##### AVAILABLE DATA

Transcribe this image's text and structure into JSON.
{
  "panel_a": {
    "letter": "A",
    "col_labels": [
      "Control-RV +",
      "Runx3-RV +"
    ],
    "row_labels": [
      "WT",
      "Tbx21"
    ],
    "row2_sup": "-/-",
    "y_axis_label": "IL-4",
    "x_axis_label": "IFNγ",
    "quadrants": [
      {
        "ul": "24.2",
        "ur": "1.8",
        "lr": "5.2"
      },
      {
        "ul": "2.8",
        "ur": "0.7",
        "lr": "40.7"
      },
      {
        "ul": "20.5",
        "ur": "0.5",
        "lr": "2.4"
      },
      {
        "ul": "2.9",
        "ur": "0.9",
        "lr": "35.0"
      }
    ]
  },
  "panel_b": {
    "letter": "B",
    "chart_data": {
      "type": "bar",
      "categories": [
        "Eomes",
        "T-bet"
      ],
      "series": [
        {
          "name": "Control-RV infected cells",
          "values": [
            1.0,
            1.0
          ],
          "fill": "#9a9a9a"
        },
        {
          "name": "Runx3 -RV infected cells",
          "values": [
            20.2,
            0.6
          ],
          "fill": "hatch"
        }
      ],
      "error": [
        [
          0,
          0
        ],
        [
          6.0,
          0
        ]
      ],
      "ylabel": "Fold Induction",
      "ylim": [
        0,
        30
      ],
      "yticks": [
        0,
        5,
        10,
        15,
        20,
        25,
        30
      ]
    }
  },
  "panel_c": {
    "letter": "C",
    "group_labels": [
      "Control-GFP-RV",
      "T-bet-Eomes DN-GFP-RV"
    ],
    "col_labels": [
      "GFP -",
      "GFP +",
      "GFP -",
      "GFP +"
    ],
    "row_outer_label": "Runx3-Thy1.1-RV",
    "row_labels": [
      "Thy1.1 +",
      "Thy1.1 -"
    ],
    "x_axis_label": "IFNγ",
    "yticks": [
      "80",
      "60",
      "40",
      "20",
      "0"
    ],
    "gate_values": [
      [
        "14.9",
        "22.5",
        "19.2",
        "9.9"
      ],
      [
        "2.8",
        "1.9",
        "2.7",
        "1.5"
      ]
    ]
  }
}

##########
##### AVAILABLE DATA

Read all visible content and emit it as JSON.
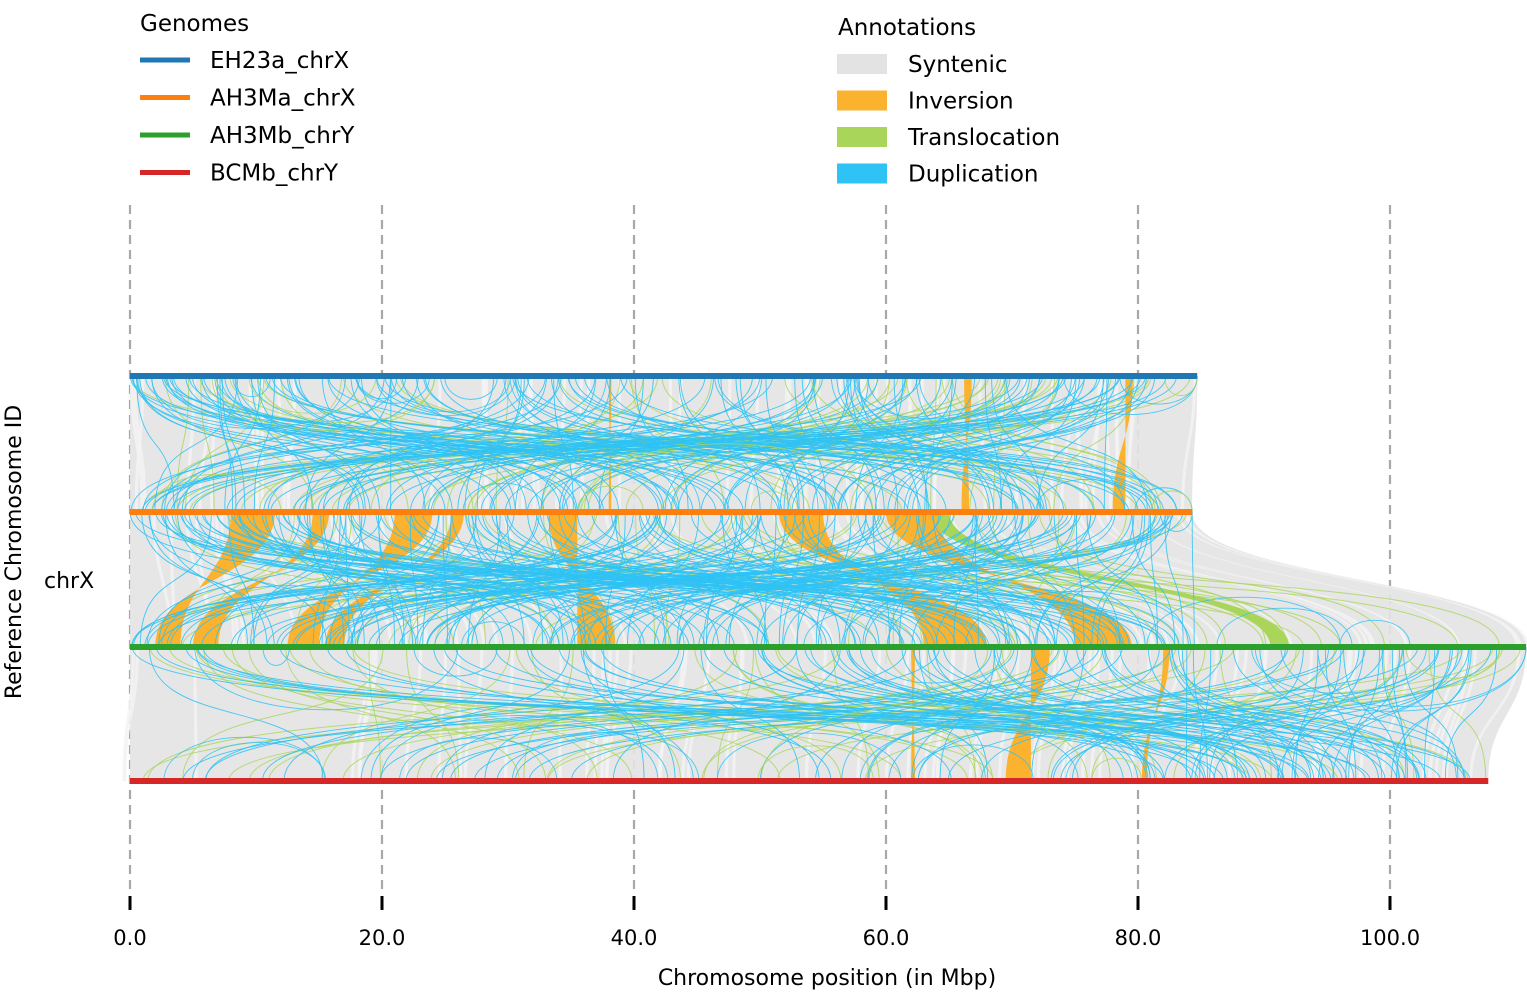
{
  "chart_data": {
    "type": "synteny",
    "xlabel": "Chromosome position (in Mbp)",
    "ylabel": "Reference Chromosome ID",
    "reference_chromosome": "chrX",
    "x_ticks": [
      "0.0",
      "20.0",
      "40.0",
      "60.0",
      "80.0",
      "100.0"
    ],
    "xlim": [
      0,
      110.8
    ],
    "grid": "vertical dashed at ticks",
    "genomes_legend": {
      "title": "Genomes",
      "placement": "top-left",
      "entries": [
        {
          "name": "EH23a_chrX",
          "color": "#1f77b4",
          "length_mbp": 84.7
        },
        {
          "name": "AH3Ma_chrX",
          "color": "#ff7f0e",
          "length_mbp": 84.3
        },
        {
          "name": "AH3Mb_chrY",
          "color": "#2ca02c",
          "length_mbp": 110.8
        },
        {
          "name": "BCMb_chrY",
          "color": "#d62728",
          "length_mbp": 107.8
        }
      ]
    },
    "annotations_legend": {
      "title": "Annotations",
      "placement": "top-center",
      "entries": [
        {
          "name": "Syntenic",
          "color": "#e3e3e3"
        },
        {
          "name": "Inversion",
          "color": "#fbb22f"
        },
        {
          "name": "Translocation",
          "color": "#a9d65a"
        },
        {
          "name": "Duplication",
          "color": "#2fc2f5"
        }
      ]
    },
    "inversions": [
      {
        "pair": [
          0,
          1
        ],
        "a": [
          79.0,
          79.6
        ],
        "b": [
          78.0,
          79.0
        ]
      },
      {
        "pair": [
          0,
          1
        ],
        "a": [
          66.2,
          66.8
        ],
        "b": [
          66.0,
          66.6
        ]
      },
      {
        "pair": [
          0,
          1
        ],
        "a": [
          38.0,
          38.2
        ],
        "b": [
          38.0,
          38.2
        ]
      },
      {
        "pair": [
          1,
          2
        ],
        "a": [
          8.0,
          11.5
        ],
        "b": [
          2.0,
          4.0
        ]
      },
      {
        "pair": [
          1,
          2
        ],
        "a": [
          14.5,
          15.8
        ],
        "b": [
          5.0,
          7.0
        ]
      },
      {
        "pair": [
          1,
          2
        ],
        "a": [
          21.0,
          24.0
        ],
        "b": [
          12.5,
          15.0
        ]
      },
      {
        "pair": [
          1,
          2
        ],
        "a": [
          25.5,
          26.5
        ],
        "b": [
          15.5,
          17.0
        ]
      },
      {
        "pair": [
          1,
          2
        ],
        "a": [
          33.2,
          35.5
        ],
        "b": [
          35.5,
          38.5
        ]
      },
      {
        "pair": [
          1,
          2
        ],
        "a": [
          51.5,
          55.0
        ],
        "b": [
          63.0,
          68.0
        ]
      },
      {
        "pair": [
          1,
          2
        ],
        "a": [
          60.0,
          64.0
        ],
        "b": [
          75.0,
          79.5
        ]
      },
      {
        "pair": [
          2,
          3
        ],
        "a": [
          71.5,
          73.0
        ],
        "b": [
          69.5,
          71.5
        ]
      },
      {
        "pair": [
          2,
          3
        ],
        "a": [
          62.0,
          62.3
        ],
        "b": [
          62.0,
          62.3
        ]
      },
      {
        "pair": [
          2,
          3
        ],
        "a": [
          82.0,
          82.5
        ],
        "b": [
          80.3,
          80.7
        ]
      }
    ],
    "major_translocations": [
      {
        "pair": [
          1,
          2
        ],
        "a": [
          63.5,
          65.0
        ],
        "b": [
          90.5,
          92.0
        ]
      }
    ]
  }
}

##########
##### AVAILABLE DATA

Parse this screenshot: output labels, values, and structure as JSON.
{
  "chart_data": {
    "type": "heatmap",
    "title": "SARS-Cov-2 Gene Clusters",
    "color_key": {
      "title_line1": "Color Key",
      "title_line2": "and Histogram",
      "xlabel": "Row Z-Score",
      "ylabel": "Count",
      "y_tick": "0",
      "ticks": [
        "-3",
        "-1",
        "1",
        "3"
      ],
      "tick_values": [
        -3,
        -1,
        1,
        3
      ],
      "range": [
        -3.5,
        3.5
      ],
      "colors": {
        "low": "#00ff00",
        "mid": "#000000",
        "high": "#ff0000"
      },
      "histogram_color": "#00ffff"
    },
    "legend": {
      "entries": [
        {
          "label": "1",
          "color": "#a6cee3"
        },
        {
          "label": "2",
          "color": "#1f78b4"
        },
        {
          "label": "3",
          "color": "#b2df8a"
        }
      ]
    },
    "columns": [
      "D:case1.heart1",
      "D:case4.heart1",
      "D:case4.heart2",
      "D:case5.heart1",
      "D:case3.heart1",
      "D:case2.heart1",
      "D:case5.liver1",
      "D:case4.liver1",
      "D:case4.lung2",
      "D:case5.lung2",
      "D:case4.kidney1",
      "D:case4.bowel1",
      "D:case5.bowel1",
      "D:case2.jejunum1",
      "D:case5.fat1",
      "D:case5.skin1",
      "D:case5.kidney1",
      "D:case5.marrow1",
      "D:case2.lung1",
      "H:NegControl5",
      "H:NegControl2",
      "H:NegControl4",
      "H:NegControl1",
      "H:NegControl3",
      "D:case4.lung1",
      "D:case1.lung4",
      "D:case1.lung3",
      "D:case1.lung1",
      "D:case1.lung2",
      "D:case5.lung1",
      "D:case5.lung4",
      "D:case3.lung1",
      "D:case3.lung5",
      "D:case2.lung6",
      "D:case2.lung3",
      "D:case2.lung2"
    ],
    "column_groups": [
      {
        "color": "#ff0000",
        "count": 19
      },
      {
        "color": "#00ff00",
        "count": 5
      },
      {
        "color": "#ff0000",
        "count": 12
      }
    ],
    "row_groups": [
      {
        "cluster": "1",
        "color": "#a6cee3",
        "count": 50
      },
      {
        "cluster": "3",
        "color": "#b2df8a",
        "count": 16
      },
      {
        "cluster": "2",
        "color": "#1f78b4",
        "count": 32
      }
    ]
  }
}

##########

:: EXERCISE ::
Scan the records above for the string "this", then report every line that contains it.

:: TASK ANSWER ::
Transcribe this image's text and structure into JSON.
Parse this screenshot: output labels, values, and structure as JSON.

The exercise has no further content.